Data entries
** START **

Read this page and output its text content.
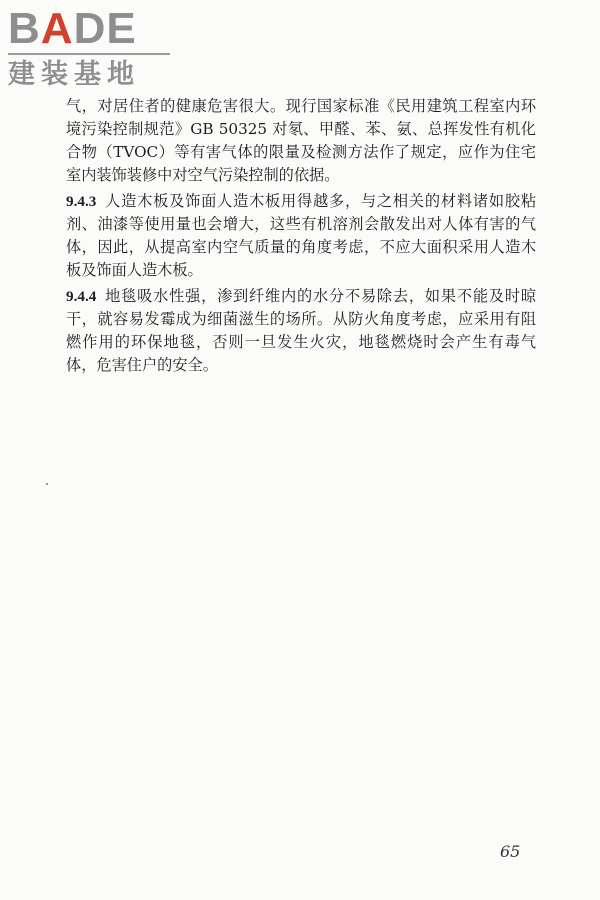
BADE
建装基地

气，对居住者的健康危害很大。现行国家标准《民用建筑工程室内环境污染控制规范》GB 50325 对氡、甲醛、苯、氨、总挥发性有机化合物（TVOC）等有害气体的限量及检测方法作了规定，应作为住宅室内装饰装修中对空气污染控制的依据。

9.4.3 人造木板及饰面人造木板用得越多，与之相关的材料诸如胶粘剂、油漆等使用量也会增大，这些有机溶剂会散发出对人体有害的气体，因此，从提高室内空气质量的角度考虑，不应大面积采用人造木板及饰面人造木板。

9.4.4 地毯吸水性强，渗到纤维内的水分不易除去，如果不能及时晾干，就容易发霉成为细菌滋生的场所。从防火角度考虑，应采用有阻燃作用的环保地毯，否则一旦发生火灾，地毯燃烧时会产生有毒气体，危害住户的安全。

65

** END **

Retype all entries exactly as they appear, dropping the images.

Answer to the exercise -
Read this page and output its text content.
BADE
建装基地

气，对居住者的健康危害很大。现行国家标准《民用建筑工程室内环境污染控制规范》GB 50325 对氡、甲醛、苯、氨、总挥发性有机化合物（TVOC）等有害气体的限量及检测方法作了规定，应作为住宅室内装饰装修中对空气污染控制的依据。

9.4.3 人造木板及饰面人造木板用得越多，与之相关的材料诸如胶粘剂、油漆等使用量也会增大，这些有机溶剂会散发出对人体有害的气体，因此，从提高室内空气质量的角度考虑，不应大面积采用人造木板及饰面人造木板。

9.4.4 地毯吸水性强，渗到纤维内的水分不易除去，如果不能及时晾干，就容易发霉成为细菌滋生的场所。从防火角度考虑，应采用有阻燃作用的环保地毯，否则一旦发生火灾，地毯燃烧时会产生有毒气体，危害住户的安全。

65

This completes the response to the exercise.